### Stated exercise
Keep only the lines that hold the string "giovedì", filtering out the rest of the entries below.

### Records to use
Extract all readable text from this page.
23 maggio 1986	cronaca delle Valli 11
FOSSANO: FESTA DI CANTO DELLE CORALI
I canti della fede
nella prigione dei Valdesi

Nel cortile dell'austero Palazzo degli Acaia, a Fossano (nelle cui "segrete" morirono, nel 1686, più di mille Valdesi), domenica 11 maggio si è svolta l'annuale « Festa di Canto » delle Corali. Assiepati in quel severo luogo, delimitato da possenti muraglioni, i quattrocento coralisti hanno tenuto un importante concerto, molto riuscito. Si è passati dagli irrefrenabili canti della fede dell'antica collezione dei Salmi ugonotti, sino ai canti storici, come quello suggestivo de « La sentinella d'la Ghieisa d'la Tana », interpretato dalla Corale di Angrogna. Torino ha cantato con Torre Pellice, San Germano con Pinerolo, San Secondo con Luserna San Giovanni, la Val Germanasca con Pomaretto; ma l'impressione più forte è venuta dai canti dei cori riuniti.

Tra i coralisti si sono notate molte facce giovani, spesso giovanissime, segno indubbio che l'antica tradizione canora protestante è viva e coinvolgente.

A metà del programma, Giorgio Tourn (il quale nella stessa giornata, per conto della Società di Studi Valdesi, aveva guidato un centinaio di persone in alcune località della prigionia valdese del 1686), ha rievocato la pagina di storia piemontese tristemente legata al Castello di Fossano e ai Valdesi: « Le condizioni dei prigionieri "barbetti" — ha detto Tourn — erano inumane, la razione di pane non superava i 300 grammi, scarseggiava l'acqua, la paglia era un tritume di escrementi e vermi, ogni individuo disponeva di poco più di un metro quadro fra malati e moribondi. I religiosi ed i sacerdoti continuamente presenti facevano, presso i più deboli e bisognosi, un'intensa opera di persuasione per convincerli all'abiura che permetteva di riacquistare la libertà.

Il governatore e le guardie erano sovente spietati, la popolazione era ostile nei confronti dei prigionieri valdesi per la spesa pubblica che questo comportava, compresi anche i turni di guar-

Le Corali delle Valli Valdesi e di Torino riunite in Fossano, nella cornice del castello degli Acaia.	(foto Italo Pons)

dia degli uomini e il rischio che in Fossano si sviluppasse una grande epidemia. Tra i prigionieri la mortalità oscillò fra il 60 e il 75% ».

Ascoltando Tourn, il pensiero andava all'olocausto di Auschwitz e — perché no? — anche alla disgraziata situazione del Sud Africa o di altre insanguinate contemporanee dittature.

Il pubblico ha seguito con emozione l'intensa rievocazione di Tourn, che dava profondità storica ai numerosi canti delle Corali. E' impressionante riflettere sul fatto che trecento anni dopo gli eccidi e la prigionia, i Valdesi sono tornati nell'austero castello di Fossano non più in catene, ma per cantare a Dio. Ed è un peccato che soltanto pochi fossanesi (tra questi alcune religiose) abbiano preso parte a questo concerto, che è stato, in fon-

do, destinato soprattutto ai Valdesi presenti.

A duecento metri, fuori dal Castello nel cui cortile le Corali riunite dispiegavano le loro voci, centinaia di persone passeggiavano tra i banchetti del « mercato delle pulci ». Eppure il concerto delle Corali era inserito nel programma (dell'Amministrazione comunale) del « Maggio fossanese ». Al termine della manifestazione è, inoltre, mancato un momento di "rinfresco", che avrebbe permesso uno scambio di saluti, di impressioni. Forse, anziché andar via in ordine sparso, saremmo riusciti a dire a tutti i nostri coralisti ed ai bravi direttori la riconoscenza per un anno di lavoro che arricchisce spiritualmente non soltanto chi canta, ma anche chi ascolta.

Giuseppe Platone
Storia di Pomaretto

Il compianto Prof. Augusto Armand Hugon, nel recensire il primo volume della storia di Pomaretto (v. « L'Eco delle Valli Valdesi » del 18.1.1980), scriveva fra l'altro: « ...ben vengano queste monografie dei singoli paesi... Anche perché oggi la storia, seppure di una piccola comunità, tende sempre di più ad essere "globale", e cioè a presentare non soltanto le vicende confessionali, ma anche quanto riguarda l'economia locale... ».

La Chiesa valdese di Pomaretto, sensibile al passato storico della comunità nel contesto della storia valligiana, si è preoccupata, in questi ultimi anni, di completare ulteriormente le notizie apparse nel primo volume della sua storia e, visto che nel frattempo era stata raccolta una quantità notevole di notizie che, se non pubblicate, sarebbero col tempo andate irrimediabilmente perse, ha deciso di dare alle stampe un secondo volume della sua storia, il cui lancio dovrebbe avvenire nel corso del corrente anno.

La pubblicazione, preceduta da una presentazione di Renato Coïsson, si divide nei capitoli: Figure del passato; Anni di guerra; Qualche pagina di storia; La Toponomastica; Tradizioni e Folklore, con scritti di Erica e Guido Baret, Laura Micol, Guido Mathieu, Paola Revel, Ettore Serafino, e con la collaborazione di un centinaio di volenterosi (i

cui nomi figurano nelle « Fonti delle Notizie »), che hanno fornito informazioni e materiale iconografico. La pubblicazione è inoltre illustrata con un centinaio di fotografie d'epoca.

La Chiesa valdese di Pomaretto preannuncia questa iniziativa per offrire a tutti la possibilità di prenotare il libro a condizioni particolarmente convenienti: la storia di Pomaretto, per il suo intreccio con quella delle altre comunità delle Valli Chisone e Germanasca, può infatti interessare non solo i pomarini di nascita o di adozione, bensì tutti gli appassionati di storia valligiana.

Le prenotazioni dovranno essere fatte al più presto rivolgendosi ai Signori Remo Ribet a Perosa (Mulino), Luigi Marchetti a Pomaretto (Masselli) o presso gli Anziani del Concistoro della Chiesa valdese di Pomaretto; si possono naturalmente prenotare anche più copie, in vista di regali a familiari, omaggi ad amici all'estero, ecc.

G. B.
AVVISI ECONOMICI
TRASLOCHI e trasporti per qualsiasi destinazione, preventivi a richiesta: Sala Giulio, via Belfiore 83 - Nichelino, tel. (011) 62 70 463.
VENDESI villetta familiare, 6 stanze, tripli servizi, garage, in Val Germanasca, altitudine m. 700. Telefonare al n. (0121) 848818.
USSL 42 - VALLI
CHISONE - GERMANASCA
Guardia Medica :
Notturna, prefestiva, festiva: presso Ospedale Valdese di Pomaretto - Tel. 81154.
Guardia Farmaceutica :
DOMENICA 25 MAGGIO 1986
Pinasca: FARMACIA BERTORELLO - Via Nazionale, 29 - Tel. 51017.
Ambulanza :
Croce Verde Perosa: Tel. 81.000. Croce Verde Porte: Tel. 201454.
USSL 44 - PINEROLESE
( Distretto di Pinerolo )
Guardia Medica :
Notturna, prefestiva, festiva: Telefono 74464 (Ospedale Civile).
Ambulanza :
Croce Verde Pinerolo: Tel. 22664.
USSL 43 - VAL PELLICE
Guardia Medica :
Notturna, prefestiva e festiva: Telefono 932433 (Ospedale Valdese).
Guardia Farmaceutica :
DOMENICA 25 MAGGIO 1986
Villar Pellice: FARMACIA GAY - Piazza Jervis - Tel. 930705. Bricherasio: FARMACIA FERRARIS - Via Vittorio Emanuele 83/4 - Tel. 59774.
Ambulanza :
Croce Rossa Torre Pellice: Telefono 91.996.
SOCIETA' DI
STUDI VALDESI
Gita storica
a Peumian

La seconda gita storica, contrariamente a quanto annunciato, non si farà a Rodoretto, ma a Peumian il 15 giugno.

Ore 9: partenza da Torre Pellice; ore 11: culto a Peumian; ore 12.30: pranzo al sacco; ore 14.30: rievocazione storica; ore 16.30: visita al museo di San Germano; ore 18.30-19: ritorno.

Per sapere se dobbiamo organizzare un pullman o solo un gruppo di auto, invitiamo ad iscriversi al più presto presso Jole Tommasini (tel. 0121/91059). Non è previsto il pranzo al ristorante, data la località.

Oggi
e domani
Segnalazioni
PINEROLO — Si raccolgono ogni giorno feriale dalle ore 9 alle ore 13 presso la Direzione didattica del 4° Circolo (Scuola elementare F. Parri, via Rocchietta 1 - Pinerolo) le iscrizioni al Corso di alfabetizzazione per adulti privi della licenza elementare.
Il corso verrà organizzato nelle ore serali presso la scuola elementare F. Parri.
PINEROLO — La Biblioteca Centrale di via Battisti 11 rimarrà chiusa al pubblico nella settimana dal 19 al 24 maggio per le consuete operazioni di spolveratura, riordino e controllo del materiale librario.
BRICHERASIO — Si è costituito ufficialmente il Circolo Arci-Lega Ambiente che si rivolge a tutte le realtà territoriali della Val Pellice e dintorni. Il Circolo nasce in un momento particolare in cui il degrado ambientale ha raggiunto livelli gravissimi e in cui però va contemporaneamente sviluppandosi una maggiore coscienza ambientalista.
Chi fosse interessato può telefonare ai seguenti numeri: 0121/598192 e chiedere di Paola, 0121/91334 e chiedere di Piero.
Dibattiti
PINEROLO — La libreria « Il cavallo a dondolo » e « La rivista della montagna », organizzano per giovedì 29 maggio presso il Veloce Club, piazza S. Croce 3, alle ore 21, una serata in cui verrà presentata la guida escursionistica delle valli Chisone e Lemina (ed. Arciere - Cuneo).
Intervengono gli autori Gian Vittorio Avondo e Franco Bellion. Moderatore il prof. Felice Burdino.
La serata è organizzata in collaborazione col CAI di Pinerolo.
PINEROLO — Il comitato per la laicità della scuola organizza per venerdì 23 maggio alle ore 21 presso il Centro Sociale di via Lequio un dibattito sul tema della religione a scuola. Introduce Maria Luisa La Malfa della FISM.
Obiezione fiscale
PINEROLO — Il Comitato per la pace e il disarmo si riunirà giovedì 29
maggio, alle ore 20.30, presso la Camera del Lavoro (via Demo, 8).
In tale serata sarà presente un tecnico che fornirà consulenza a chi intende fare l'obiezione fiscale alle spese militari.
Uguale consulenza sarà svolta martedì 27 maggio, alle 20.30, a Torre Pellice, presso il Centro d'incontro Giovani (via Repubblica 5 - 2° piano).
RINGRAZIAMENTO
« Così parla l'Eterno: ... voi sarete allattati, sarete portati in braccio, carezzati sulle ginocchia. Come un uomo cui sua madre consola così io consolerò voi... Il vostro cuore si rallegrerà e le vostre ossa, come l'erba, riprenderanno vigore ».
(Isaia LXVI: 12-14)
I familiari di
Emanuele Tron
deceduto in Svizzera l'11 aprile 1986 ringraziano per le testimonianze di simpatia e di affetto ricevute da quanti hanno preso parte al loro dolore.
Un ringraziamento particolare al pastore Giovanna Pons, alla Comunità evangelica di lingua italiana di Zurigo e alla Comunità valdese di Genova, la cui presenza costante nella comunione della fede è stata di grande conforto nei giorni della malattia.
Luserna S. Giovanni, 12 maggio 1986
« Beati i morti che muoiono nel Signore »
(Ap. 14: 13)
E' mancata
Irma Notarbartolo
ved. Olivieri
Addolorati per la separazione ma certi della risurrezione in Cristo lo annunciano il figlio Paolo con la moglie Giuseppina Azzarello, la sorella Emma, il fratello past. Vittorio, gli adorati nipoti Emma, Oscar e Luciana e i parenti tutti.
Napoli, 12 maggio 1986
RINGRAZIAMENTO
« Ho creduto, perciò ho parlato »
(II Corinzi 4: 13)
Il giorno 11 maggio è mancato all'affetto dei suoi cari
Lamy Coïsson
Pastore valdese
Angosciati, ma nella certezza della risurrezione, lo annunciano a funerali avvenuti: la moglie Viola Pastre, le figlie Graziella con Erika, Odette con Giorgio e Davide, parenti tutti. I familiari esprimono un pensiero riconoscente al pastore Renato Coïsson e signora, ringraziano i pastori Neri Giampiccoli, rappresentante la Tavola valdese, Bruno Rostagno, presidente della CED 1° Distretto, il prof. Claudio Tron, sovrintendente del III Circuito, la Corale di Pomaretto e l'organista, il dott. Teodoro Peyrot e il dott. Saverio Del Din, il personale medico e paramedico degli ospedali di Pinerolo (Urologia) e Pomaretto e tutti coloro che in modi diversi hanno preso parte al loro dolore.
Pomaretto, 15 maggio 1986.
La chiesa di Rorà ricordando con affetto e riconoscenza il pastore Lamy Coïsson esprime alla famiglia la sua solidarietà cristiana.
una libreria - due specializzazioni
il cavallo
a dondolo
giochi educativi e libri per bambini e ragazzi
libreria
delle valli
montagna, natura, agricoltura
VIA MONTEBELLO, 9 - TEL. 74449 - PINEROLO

### Correct result
PINEROLO — La libreria « Il cavallo a dondolo » e « La rivista della montagna », organizzano per giovedì 29 maggio presso il Veloce Club, piazza S. Croce 3, alle ore 21, una serata in cui verrà presentata la guida escursionistica delle valli Chisone e Lemina (ed. Arciere - Cuneo).
PINEROLO — Il Comitato per la pace e il disarmo si riunirà giovedì 29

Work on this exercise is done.